(Stored entries)
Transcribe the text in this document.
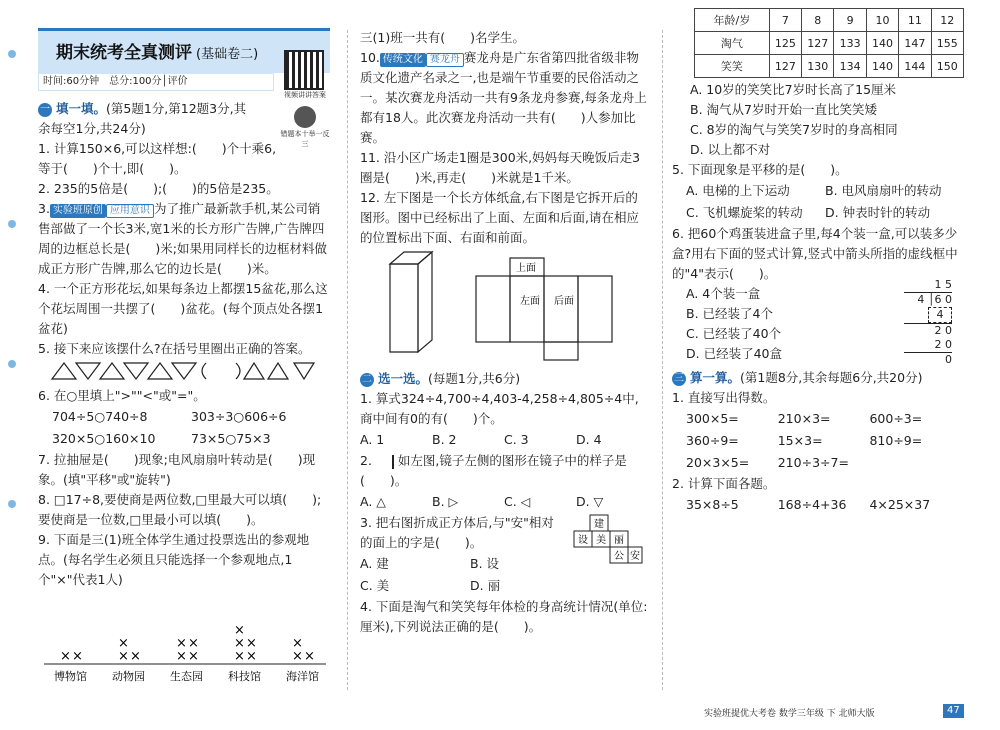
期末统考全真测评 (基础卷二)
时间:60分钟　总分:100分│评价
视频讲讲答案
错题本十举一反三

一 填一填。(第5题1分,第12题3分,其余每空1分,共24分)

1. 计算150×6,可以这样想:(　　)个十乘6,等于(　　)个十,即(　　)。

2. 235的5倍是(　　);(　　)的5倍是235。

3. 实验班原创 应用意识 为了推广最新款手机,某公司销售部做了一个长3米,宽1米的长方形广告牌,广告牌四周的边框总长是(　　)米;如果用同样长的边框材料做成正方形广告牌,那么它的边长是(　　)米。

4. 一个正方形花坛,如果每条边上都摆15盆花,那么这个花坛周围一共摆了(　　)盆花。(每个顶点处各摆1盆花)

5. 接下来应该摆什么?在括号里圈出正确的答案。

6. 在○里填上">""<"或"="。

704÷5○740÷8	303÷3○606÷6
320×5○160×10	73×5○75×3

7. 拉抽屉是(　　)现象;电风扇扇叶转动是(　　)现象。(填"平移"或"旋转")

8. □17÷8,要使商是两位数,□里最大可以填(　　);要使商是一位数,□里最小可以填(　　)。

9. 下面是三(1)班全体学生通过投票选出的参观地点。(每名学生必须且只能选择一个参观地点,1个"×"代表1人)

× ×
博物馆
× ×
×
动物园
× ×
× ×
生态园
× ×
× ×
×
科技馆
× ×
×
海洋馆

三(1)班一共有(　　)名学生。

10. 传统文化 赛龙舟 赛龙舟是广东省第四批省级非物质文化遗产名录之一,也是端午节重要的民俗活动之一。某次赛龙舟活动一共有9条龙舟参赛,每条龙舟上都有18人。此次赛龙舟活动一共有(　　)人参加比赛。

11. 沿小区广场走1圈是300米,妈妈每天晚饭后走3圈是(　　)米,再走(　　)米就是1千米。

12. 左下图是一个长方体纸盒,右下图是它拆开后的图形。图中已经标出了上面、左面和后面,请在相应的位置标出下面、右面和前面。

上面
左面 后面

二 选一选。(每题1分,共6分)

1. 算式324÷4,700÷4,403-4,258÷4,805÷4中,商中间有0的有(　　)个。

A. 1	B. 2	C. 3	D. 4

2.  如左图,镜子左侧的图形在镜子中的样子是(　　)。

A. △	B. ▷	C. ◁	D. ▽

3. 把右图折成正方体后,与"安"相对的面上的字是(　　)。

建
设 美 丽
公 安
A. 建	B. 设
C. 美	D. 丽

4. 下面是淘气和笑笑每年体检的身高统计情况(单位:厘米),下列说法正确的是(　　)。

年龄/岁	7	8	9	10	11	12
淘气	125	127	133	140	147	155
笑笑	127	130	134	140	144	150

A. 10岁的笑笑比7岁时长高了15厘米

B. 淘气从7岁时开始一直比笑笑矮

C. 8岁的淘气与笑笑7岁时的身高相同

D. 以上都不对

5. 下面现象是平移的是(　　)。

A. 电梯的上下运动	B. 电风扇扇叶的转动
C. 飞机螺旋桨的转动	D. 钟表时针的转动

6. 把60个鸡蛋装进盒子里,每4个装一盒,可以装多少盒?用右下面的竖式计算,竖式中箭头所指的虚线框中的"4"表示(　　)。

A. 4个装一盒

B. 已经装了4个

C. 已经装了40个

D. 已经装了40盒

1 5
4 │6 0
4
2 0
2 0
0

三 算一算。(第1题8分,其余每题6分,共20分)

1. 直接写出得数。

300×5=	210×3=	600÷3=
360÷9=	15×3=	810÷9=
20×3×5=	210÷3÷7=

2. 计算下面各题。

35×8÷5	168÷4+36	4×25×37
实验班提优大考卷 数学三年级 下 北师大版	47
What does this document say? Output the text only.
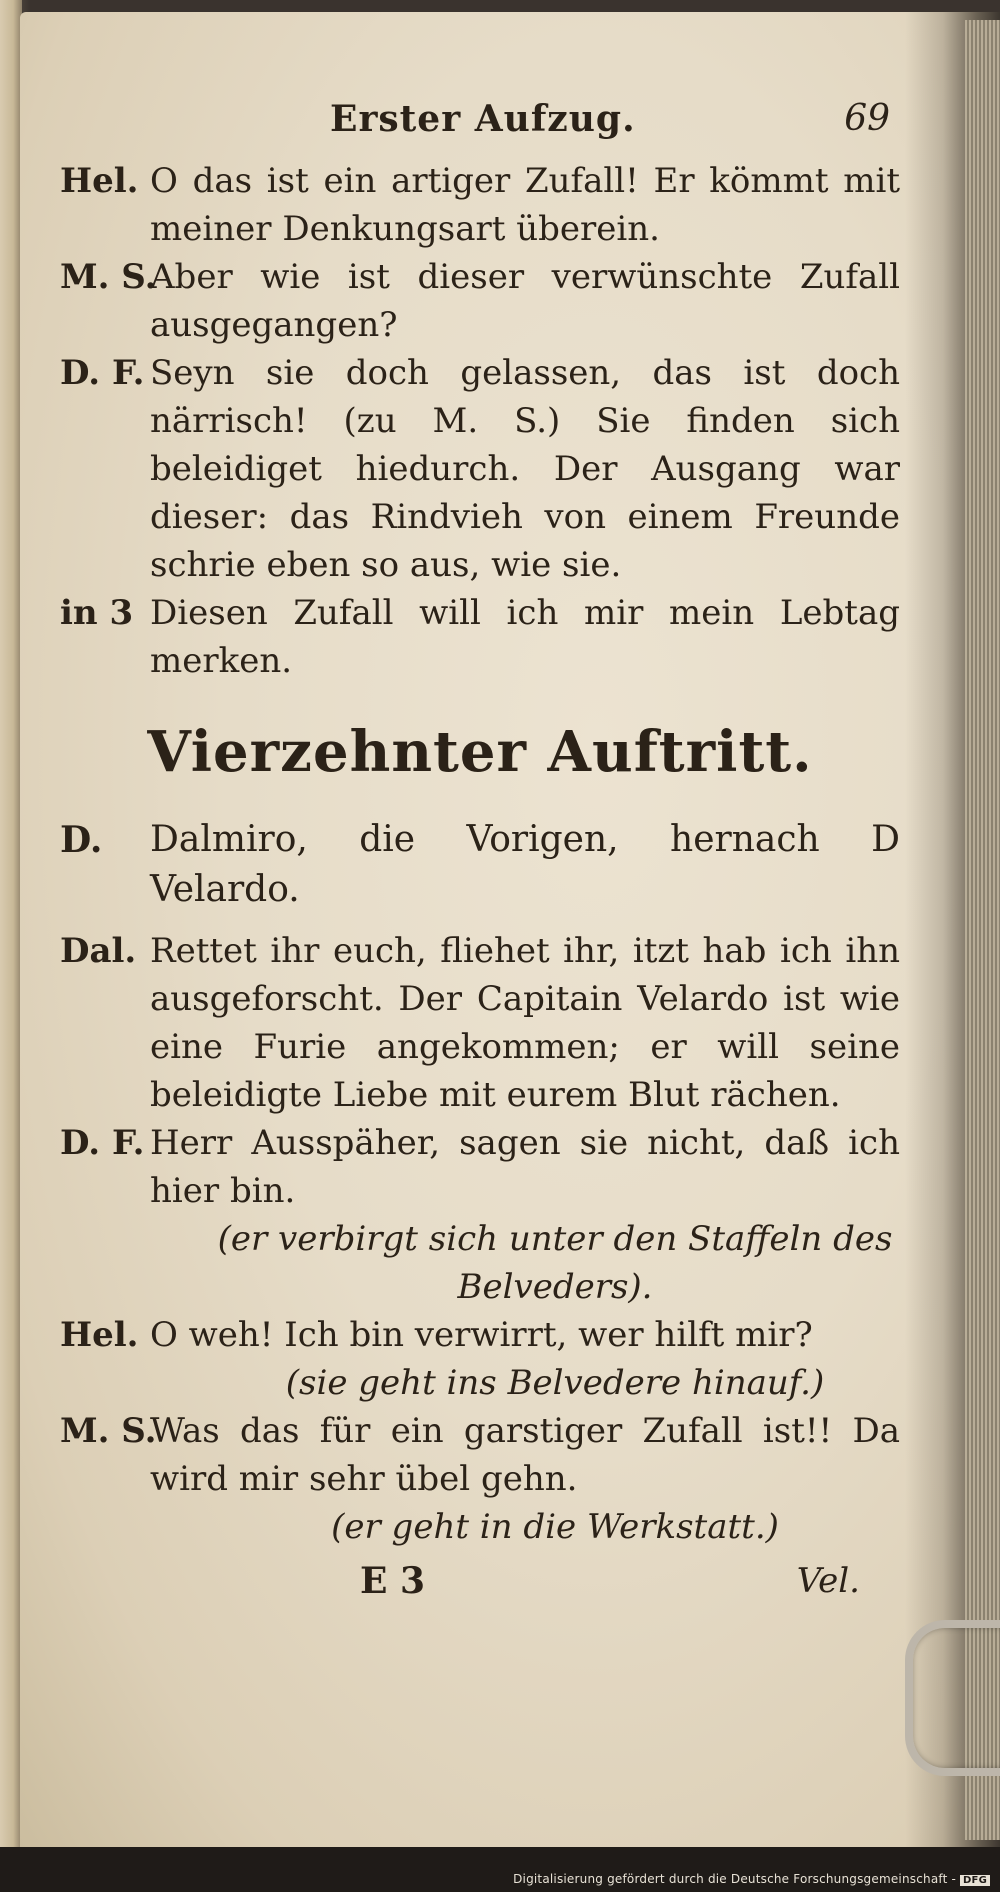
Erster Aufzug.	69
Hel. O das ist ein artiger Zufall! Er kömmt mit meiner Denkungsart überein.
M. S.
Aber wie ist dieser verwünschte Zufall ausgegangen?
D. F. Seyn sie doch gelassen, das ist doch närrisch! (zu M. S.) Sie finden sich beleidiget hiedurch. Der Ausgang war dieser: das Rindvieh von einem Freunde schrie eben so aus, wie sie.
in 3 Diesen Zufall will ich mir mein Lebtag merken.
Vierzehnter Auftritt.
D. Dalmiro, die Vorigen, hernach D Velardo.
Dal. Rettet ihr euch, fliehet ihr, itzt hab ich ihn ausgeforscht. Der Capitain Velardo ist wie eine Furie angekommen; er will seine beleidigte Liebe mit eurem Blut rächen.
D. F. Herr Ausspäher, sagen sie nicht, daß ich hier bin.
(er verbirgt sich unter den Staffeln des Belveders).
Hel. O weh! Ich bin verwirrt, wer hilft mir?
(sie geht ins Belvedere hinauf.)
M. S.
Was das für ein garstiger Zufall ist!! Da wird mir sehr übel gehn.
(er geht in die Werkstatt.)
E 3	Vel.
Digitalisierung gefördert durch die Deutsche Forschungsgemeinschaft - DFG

_What to work on_: Exactly how many lines of the listing above contain the string "this"? Give no more than the number.

_Exercise result_: 2